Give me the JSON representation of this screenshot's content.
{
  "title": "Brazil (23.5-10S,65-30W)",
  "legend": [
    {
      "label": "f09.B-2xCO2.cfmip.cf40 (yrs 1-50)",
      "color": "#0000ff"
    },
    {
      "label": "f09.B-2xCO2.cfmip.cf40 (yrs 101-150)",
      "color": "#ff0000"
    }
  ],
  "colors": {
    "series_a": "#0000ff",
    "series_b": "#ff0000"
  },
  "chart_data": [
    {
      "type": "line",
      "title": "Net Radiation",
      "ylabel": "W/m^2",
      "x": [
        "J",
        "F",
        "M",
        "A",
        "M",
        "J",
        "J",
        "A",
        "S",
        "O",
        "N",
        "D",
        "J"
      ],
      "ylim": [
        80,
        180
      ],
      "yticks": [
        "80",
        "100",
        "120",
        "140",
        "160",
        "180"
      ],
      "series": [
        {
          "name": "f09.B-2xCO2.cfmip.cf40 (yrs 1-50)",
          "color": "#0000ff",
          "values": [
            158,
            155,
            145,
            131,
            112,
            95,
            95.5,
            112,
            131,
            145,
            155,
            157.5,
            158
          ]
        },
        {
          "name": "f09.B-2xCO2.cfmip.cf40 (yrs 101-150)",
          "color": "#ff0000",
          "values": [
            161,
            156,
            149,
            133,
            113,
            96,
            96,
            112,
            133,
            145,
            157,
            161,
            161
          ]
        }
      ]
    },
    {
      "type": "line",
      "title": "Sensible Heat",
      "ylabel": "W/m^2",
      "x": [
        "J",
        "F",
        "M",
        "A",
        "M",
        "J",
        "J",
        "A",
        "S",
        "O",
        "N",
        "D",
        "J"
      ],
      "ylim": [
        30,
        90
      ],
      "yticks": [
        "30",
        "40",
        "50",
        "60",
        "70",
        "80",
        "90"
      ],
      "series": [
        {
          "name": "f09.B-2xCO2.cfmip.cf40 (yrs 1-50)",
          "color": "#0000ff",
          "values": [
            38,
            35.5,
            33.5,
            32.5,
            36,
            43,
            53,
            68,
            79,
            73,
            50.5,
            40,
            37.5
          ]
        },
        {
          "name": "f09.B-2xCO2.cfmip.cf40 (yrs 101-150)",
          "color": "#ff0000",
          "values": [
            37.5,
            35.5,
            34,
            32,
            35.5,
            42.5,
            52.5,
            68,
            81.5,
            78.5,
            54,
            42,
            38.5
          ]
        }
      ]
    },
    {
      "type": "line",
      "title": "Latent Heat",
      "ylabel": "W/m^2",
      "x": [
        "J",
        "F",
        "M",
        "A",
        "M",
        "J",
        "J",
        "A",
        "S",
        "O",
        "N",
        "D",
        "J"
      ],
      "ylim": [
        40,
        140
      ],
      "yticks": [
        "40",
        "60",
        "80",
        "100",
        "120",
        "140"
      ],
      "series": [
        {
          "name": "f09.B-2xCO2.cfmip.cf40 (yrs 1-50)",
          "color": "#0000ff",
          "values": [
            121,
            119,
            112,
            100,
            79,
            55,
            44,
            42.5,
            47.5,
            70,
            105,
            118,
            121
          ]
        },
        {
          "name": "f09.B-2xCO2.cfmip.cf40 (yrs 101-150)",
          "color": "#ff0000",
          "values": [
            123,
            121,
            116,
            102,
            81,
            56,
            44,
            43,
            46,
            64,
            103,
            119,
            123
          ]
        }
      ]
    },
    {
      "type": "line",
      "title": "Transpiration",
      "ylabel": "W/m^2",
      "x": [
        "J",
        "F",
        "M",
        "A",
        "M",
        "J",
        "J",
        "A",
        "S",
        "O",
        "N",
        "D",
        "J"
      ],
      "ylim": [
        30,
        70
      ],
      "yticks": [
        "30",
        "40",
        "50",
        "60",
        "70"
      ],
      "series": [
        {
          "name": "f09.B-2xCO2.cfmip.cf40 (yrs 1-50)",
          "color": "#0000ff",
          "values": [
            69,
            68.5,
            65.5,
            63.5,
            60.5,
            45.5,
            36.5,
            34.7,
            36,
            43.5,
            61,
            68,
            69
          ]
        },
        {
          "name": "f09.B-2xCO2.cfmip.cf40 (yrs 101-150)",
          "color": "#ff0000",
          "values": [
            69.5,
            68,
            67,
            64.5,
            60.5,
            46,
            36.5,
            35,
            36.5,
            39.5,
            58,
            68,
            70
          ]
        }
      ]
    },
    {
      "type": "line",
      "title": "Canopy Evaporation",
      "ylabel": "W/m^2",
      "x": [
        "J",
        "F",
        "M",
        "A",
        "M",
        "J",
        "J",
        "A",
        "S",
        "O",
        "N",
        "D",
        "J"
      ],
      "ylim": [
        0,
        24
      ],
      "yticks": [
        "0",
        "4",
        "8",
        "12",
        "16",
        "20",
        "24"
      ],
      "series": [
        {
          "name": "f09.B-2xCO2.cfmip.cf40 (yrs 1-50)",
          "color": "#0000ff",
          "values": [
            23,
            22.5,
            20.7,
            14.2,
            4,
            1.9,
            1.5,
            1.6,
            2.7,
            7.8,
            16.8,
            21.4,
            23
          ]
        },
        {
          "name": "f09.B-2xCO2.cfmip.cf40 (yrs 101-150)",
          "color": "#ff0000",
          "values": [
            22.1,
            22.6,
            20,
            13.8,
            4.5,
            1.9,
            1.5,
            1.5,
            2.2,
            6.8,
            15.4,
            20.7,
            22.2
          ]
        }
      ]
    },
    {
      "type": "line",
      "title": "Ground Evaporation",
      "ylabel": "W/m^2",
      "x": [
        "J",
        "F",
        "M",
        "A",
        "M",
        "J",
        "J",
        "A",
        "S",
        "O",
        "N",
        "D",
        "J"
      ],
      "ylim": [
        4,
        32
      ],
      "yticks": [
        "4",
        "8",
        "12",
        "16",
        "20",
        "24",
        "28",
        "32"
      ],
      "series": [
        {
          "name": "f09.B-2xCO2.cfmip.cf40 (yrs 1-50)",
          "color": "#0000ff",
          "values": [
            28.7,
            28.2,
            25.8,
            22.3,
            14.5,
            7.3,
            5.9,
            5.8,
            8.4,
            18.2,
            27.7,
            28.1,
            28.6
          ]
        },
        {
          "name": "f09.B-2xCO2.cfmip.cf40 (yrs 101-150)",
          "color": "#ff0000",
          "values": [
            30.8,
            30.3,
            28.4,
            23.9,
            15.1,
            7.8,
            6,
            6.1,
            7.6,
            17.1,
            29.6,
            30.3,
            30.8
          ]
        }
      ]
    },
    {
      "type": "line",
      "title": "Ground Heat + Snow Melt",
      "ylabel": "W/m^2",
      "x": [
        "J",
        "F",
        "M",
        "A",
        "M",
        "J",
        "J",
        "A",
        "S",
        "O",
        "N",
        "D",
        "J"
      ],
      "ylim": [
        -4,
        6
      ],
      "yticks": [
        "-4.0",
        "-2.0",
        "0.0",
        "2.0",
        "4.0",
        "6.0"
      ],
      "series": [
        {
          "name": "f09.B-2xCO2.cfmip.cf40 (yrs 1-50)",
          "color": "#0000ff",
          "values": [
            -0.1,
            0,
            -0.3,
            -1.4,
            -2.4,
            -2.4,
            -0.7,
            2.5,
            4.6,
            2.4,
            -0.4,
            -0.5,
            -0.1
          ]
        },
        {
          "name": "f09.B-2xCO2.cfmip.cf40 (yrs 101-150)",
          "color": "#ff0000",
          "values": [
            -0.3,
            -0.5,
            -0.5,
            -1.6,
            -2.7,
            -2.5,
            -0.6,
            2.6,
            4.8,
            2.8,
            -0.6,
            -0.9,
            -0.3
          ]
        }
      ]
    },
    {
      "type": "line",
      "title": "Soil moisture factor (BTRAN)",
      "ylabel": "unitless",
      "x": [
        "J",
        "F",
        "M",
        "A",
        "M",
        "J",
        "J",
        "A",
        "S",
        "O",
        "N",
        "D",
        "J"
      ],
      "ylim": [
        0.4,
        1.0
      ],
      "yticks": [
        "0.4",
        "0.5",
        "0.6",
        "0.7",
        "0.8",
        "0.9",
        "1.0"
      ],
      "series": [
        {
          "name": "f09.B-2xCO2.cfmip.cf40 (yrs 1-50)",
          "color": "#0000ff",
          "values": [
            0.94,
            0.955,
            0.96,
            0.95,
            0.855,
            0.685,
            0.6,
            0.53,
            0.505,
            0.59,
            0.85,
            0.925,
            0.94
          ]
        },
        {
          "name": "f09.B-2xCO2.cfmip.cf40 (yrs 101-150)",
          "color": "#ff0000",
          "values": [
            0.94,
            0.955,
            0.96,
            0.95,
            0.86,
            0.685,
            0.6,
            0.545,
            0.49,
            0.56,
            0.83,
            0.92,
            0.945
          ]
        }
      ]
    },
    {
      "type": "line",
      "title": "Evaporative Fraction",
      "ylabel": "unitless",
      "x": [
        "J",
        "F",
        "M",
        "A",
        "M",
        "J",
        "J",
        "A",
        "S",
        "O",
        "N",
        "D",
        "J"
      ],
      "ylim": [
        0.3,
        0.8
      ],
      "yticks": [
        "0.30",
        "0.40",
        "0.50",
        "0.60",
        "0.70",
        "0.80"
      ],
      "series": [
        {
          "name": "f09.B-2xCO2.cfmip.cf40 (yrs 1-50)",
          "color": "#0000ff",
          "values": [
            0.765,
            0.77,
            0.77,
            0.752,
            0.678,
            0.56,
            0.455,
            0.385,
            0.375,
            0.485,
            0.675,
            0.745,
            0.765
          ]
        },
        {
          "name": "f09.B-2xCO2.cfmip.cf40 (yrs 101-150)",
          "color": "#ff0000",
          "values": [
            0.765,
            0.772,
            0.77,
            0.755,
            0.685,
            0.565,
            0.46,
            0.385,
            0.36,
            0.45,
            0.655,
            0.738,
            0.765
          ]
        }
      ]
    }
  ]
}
========================
Given task: From the records above, copy every line that holds the word "Evaporation".

Complete response:
      "title": "Canopy Evaporation",
      "title": "Ground Evaporation",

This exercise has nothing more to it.